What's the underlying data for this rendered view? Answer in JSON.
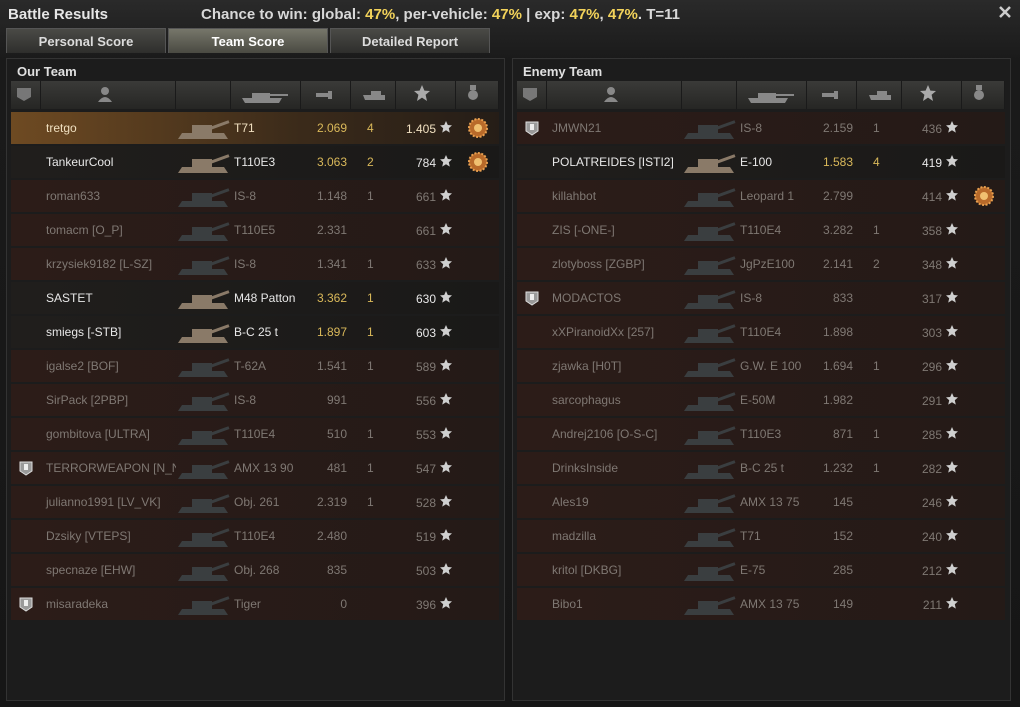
{
  "header": {
    "title": "Battle Results",
    "summary": [
      {
        "text": "Chance to win: global: "
      },
      {
        "text": "47%",
        "hl": true
      },
      {
        "text": ", per-vehicle: "
      },
      {
        "text": "47%",
        "hl": true
      },
      {
        "text": " | exp: "
      },
      {
        "text": "47%",
        "hl": true
      },
      {
        "text": ", "
      },
      {
        "text": "47%",
        "hl": true
      },
      {
        "text": ". T=11"
      }
    ]
  },
  "tabs": {
    "items": [
      "Personal Score",
      "Team Score",
      "Detailed Report"
    ],
    "active": 1
  },
  "teams": [
    {
      "title": "Our Team",
      "rows": [
        {
          "player": "tretgo",
          "vehicle": "T71",
          "damage": "2.069",
          "frags": "4",
          "exp": "1.405",
          "medal": true,
          "alive": true,
          "self": true
        },
        {
          "player": "TankeurCool",
          "vehicle": "T110E3",
          "damage": "3.063",
          "frags": "2",
          "exp": "784",
          "medal": true,
          "alive": true
        },
        {
          "player": "roman633",
          "vehicle": "IS-8",
          "damage": "1.148",
          "frags": "1",
          "exp": "661"
        },
        {
          "player": "tomacm [O_P]",
          "vehicle": "T110E5",
          "damage": "2.331",
          "exp": "661"
        },
        {
          "player": "krzysiek9182 [L-SZ]",
          "vehicle": "IS-8",
          "damage": "1.341",
          "frags": "1",
          "exp": "633"
        },
        {
          "player": "SASTET",
          "vehicle": "M48 Patton",
          "damage": "3.362",
          "frags": "1",
          "exp": "630",
          "alive": true
        },
        {
          "player": "smiegs [-STB]",
          "vehicle": "B-C 25 t",
          "damage": "1.897",
          "frags": "1",
          "exp": "603",
          "alive": true
        },
        {
          "player": "igalse2 [BOF]",
          "vehicle": "T-62A",
          "damage": "1.541",
          "frags": "1",
          "exp": "589"
        },
        {
          "player": "SirPack [2PBP]",
          "vehicle": "IS-8",
          "damage": "991",
          "exp": "556"
        },
        {
          "player": "gombitova [ULTRA]",
          "vehicle": "T110E4",
          "damage": "510",
          "frags": "1",
          "exp": "553"
        },
        {
          "player": "TERRORWEAPON [N_N]",
          "vehicle": "AMX 13 90",
          "damage": "481",
          "frags": "1",
          "exp": "547",
          "platoon": true
        },
        {
          "player": "julianno1991 [LV_VK]",
          "vehicle": "Obj. 261",
          "damage": "2.319",
          "frags": "1",
          "exp": "528"
        },
        {
          "player": "Dzsiky [VTEPS]",
          "vehicle": "T110E4",
          "damage": "2.480",
          "exp": "519"
        },
        {
          "player": "specnaze [EHW]",
          "vehicle": "Obj. 268",
          "damage": "835",
          "exp": "503"
        },
        {
          "player": "misaradeka",
          "vehicle": "Tiger",
          "damage": "0",
          "exp": "396",
          "platoon": true
        }
      ]
    },
    {
      "title": "Enemy Team",
      "rows": [
        {
          "player": "JMWN21",
          "vehicle": "IS-8",
          "damage": "2.159",
          "frags": "1",
          "exp": "436",
          "platoon": true
        },
        {
          "player": "POLATREIDES [ISTI2]",
          "vehicle": "E-100",
          "damage": "1.583",
          "frags": "4",
          "exp": "419",
          "alive": true
        },
        {
          "player": "killahbot",
          "vehicle": "Leopard 1",
          "damage": "2.799",
          "exp": "414",
          "medal": true
        },
        {
          "player": "ZIS [-ONE-]",
          "vehicle": "T110E4",
          "damage": "3.282",
          "frags": "1",
          "exp": "358"
        },
        {
          "player": "zlotyboss [ZGBP]",
          "vehicle": "JgPzE100",
          "damage": "2.141",
          "frags": "2",
          "exp": "348"
        },
        {
          "player": "MODACTOS",
          "vehicle": "IS-8",
          "damage": "833",
          "exp": "317",
          "platoon": true
        },
        {
          "player": "xXPiranoidXx [257]",
          "vehicle": "T110E4",
          "damage": "1.898",
          "exp": "303"
        },
        {
          "player": "zjawka [H0T]",
          "vehicle": "G.W. E 100",
          "damage": "1.694",
          "frags": "1",
          "exp": "296"
        },
        {
          "player": "sarcophagus",
          "vehicle": "E-50M",
          "damage": "1.982",
          "exp": "291"
        },
        {
          "player": "Andrej2106 [O-S-C]",
          "vehicle": "T110E3",
          "damage": "871",
          "frags": "1",
          "exp": "285"
        },
        {
          "player": "DrinksInside",
          "vehicle": "B-C 25 t",
          "damage": "1.232",
          "frags": "1",
          "exp": "282"
        },
        {
          "player": "Ales19",
          "vehicle": "AMX 13 75",
          "damage": "145",
          "exp": "246"
        },
        {
          "player": "madzilla",
          "vehicle": "T71",
          "damage": "152",
          "exp": "240"
        },
        {
          "player": "kritol [DKBG]",
          "vehicle": "E-75",
          "damage": "285",
          "exp": "212"
        },
        {
          "player": "Bibo1",
          "vehicle": "AMX 13 75",
          "damage": "149",
          "exp": "211"
        }
      ]
    }
  ]
}
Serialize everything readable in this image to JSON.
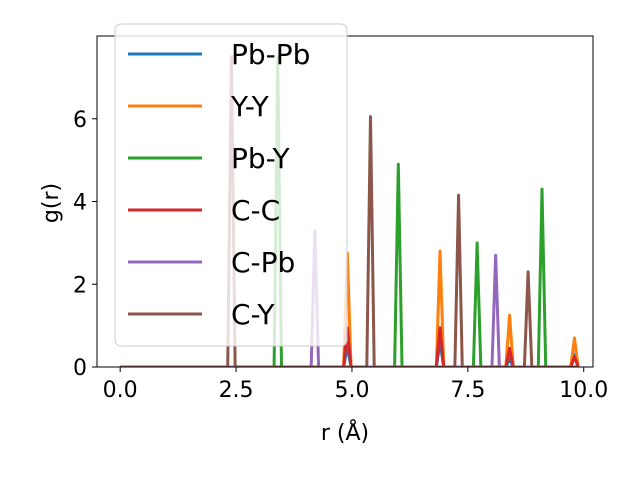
{
  "chart_data": {
    "type": "line",
    "xlabel": "r (Å)",
    "ylabel": "g(r)",
    "xlim": [
      -0.5,
      10.2
    ],
    "ylim": [
      0,
      8
    ],
    "xticks": [
      0.0,
      2.5,
      5.0,
      7.5,
      10.0
    ],
    "xtick_labels": [
      "0.0",
      "2.5",
      "5.0",
      "7.5",
      "10.0"
    ],
    "yticks": [
      0,
      2,
      4,
      6
    ],
    "ytick_labels": [
      "0",
      "2",
      "4",
      "6"
    ],
    "grid": false,
    "legend_position": "upper-left",
    "series": [
      {
        "name": "Pb-Pb",
        "color": "#1f77b4",
        "peaks": [
          [
            4.9,
            0.5
          ],
          [
            6.9,
            0.6
          ],
          [
            8.4,
            0.2
          ],
          [
            9.8,
            0.3
          ]
        ]
      },
      {
        "name": "Y-Y",
        "color": "#ff7f0e",
        "peaks": [
          [
            4.9,
            2.75
          ],
          [
            6.9,
            2.8
          ],
          [
            8.4,
            1.25
          ],
          [
            9.8,
            0.7
          ]
        ]
      },
      {
        "name": "Pb-Y",
        "color": "#2ca02c",
        "peaks": [
          [
            3.4,
            7.5
          ],
          [
            6.0,
            4.9
          ],
          [
            7.7,
            3.0
          ],
          [
            9.1,
            4.3
          ]
        ]
      },
      {
        "name": "C-C",
        "color": "#d62728",
        "peaks": [
          [
            4.9,
            0.95
          ],
          [
            6.9,
            0.95
          ],
          [
            8.4,
            0.45
          ],
          [
            9.8,
            0.25
          ]
        ]
      },
      {
        "name": "C-Pb",
        "color": "#9467bd",
        "peaks": [
          [
            4.2,
            3.3
          ],
          [
            8.1,
            2.7
          ]
        ]
      },
      {
        "name": "C-Y",
        "color": "#8c564b",
        "peaks": [
          [
            2.4,
            7.5
          ],
          [
            5.4,
            6.05
          ],
          [
            7.3,
            4.15
          ],
          [
            8.8,
            2.3
          ]
        ]
      }
    ]
  }
}
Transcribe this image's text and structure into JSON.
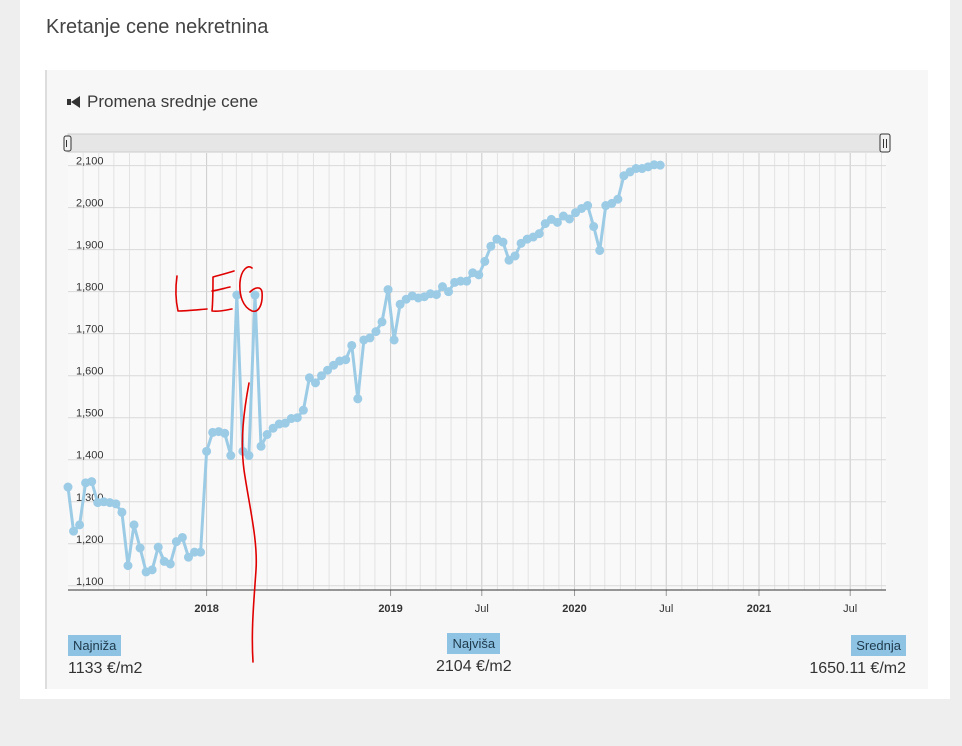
═══
**Task to complete:**
Pictures are not part of the copy; reproduce everything else in the records exactly.

**Answer for this exercise:**
What's the underlying data for this rendered view? Answer in JSON.
{
  "header": {
    "title": "Battle Results",
    "summary": [
      {
        "text": "Chance to win: global: "
      },
      {
        "text": "47%",
        "hl": true
      },
      {
        "text": ", per-vehicle: "
      },
      {
        "text": "47%",
        "hl": true
      },
      {
        "text": " | exp: "
      },
      {
        "text": "47%",
        "hl": true
      },
      {
        "text": ", "
      },
      {
        "text": "47%",
        "hl": true
      },
      {
        "text": ". T=11"
      }
    ]
  },
  "tabs": {
    "items": [
      "Personal Score",
      "Team Score",
      "Detailed Report"
    ],
    "active": 1
  },
  "teams": [
    {
      "title": "Our Team",
      "rows": [
        {
          "player": "tretgo",
          "vehicle": "T71",
          "damage": "2.069",
          "frags": "4",
          "exp": "1.405",
          "medal": true,
          "alive": true,
          "self": true
        },
        {
          "player": "TankeurCool",
          "vehicle": "T110E3",
          "damage": "3.063",
          "frags": "2",
          "exp": "784",
          "medal": true,
          "alive": true
        },
        {
          "player": "roman633",
          "vehicle": "IS-8",
          "damage": "1.148",
          "frags": "1",
          "exp": "661"
        },
        {
          "player": "tomacm [O_P]",
          "vehicle": "T110E5",
          "damage": "2.331",
          "exp": "661"
        },
        {
          "player": "krzysiek9182 [L-SZ]",
          "vehicle": "IS-8",
          "damage": "1.341",
          "frags": "1",
          "exp": "633"
        },
        {
          "player": "SASTET",
          "vehicle": "M48 Patton",
          "damage": "3.362",
          "frags": "1",
          "exp": "630",
          "alive": true
        },
        {
          "player": "smiegs [-STB]",
          "vehicle": "B-C 25 t",
          "damage": "1.897",
          "frags": "1",
          "exp": "603",
          "alive": true
        },
        {
          "player": "igalse2 [BOF]",
          "vehicle": "T-62A",
          "damage": "1.541",
          "frags": "1",
          "exp": "589"
        },
        {
          "player": "SirPack [2PBP]",
          "vehicle": "IS-8",
          "damage": "991",
          "exp": "556"
        },
        {
          "player": "gombitova [ULTRA]",
          "vehicle": "T110E4",
          "damage": "510",
          "frags": "1",
          "exp": "553"
        },
        {
          "player": "TERRORWEAPON [N_N]",
          "vehicle": "AMX 13 90",
          "damage": "481",
          "frags": "1",
          "exp": "547",
          "platoon": true
        },
        {
          "player": "julianno1991 [LV_VK]",
          "vehicle": "Obj. 261",
          "damage": "2.319",
          "frags": "1",
          "exp": "528"
        },
        {
          "player": "Dzsiky [VTEPS]",
          "vehicle": "T110E4",
          "damage": "2.480",
          "exp": "519"
        },
        {
          "player": "specnaze [EHW]",
          "vehicle": "Obj. 268",
          "damage": "835",
          "exp": "503"
        },
        {
          "player": "misaradeka",
          "vehicle": "Tiger",
          "damage": "0",
          "exp": "396",
          "platoon": true
        }
      ]
    },
    {
      "title": "Enemy Team",
      "rows": [
        {
          "player": "JMWN21",
          "vehicle": "IS-8",
          "damage": "2.159",
          "frags": "1",
          "exp": "436",
          "platoon": true
        },
        {
          "player": "POLATREIDES [ISTI2]",
          "vehicle": "E-100",
          "damage": "1.583",
          "frags": "4",
          "exp": "419",
          "alive": true
        },
        {
          "player": "killahbot",
          "vehicle": "Leopard 1",
          "damage": "2.799",
          "exp": "414",
          "medal": true
        },
        {
          "player": "ZIS [-ONE-]",
          "vehicle": "T110E4",
          "damage": "3.282",
          "frags": "1",
          "exp": "358"
        },
        {
          "player": "zlotyboss [ZGBP]",
          "vehicle": "JgPzE100",
          "damage": "2.141",
          "frags": "2",
          "exp": "348"
        },
        {
          "player": "MODACTOS",
          "vehicle": "IS-8",
          "damage": "833",
          "exp": "317",
          "platoon": true
        },
        {
          "player": "xXPiranoidXx [257]",
          "vehicle": "T110E4",
          "damage": "1.898",
          "exp": "303"
        },
        {
          "player": "zjawka [H0T]",
          "vehicle": "G.W. E 100",
          "damage": "1.694",
          "frags": "1",
          "exp": "296"
        },
        {
          "player": "sarcophagus",
          "vehicle": "E-50M",
          "damage": "1.982",
          "exp": "291"
        },
        {
          "player": "Andrej2106 [O-S-C]",
          "vehicle": "T110E3",
          "damage": "871",
          "frags": "1",
          "exp": "285"
        },
        {
          "player": "DrinksInside",
          "vehicle": "B-C 25 t",
          "damage": "1.232",
          "frags": "1",
          "exp": "282"
        },
        {
          "player": "Ales19",
          "vehicle": "AMX 13 75",
          "damage": "145",
          "exp": "246"
        },
        {
          "player": "madzilla",
          "vehicle": "T71",
          "damage": "152",
          "exp": "240"
        },
        {
          "player": "kritol [DKBG]",
          "vehicle": "E-75",
          "damage": "285",
          "exp": "212"
        },
        {
          "player": "Bibo1",
          "vehicle": "AMX 13 75",
          "damage": "149",
          "exp": "211"
        }
      ]
    }
  ]
}
Serialize everything readable in this image to JSON.
{
  "chart_data": {
    "type": "line",
    "xlabel": "r (Å)",
    "ylabel": "g(r)",
    "xlim": [
      -0.5,
      10.2
    ],
    "ylim": [
      0,
      8
    ],
    "xticks": [
      0.0,
      2.5,
      5.0,
      7.5,
      10.0
    ],
    "xtick_labels": [
      "0.0",
      "2.5",
      "5.0",
      "7.5",
      "10.0"
    ],
    "yticks": [
      0,
      2,
      4,
      6
    ],
    "ytick_labels": [
      "0",
      "2",
      "4",
      "6"
    ],
    "grid": false,
    "legend_position": "upper-left",
    "series": [
      {
        "name": "Pb-Pb",
        "color": "#1f77b4",
        "peaks": [
          [
            4.9,
            0.5
          ],
          [
            6.9,
            0.6
          ],
          [
            8.4,
            0.2
          ],
          [
            9.8,
            0.3
          ]
        ]
      },
      {
        "name": "Y-Y",
        "color": "#ff7f0e",
        "peaks": [
          [
            4.9,
            2.75
          ],
          [
            6.9,
            2.8
          ],
          [
            8.4,
            1.25
          ],
          [
            9.8,
            0.7
          ]
        ]
      },
      {
        "name": "Pb-Y",
        "color": "#2ca02c",
        "peaks": [
          [
            3.4,
            7.5
          ],
          [
            6.0,
            4.9
          ],
          [
            7.7,
            3.0
          ],
          [
            9.1,
            4.3
          ]
        ]
      },
      {
        "name": "C-C",
        "color": "#d62728",
        "peaks": [
          [
            4.9,
            0.95
          ],
          [
            6.9,
            0.95
          ],
          [
            8.4,
            0.45
          ],
          [
            9.8,
            0.25
          ]
        ]
      },
      {
        "name": "C-Pb",
        "color": "#9467bd",
        "peaks": [
          [
            4.2,
            3.3
          ],
          [
            8.1,
            2.7
          ]
        ]
      },
      {
        "name": "C-Y",
        "color": "#8c564b",
        "peaks": [
          [
            2.4,
            7.5
          ],
          [
            5.4,
            6.05
          ],
          [
            7.3,
            4.15
          ],
          [
            8.8,
            2.3
          ]
        ]
      }
    ]
  }
}
Transcribe this image's text and structure into JSON.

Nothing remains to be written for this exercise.